Given request. Copy each line that contains the string "又最公道".
BEGIN Records for the task
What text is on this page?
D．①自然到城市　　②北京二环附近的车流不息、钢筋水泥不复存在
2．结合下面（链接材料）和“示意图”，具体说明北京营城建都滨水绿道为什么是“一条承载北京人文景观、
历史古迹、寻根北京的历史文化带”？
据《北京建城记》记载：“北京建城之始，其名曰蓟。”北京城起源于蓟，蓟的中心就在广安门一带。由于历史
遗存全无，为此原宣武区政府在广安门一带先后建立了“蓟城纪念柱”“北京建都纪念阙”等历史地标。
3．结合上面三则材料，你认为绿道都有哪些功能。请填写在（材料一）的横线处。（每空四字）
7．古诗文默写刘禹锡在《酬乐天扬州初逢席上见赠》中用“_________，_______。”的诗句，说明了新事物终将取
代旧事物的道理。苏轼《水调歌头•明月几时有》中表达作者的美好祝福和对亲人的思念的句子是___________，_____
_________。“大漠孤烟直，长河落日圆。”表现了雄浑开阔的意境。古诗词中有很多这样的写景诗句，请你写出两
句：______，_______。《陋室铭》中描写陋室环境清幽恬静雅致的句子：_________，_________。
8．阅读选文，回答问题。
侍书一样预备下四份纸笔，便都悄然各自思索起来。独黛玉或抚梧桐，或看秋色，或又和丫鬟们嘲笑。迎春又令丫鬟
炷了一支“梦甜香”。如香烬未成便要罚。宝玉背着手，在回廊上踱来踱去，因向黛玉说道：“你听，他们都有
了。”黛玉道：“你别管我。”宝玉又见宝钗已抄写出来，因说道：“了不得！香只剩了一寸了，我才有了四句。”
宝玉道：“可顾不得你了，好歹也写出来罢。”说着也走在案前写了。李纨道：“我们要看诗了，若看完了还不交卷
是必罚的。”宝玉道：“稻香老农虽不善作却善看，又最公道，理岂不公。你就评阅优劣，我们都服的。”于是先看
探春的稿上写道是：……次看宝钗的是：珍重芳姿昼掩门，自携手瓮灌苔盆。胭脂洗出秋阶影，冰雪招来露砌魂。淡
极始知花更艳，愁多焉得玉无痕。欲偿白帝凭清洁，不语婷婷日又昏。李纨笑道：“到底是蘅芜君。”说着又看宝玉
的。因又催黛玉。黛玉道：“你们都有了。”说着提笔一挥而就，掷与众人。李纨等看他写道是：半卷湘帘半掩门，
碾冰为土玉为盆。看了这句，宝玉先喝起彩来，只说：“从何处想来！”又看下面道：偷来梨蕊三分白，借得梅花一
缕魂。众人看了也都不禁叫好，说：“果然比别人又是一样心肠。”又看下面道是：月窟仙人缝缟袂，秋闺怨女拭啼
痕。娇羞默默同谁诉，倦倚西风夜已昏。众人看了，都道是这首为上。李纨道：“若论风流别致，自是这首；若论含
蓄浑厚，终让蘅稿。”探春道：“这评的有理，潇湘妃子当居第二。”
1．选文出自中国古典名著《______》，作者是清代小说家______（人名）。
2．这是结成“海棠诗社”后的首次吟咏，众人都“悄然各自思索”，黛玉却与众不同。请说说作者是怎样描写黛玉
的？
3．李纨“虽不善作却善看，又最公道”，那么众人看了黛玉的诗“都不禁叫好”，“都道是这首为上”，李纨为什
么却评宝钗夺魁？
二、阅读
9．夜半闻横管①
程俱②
END Records for the task
Solution to this problem.
是必罚的。”宝玉道：“稻香老农虽不善作却善看，又最公道，理岂不公。你就评阅优劣，我们都服的。”于是先看
3．李纨“虽不善作却善看，又最公道”，那么众人看了黛玉的诗“都不禁叫好”，“都道是这首为上”，李纨为什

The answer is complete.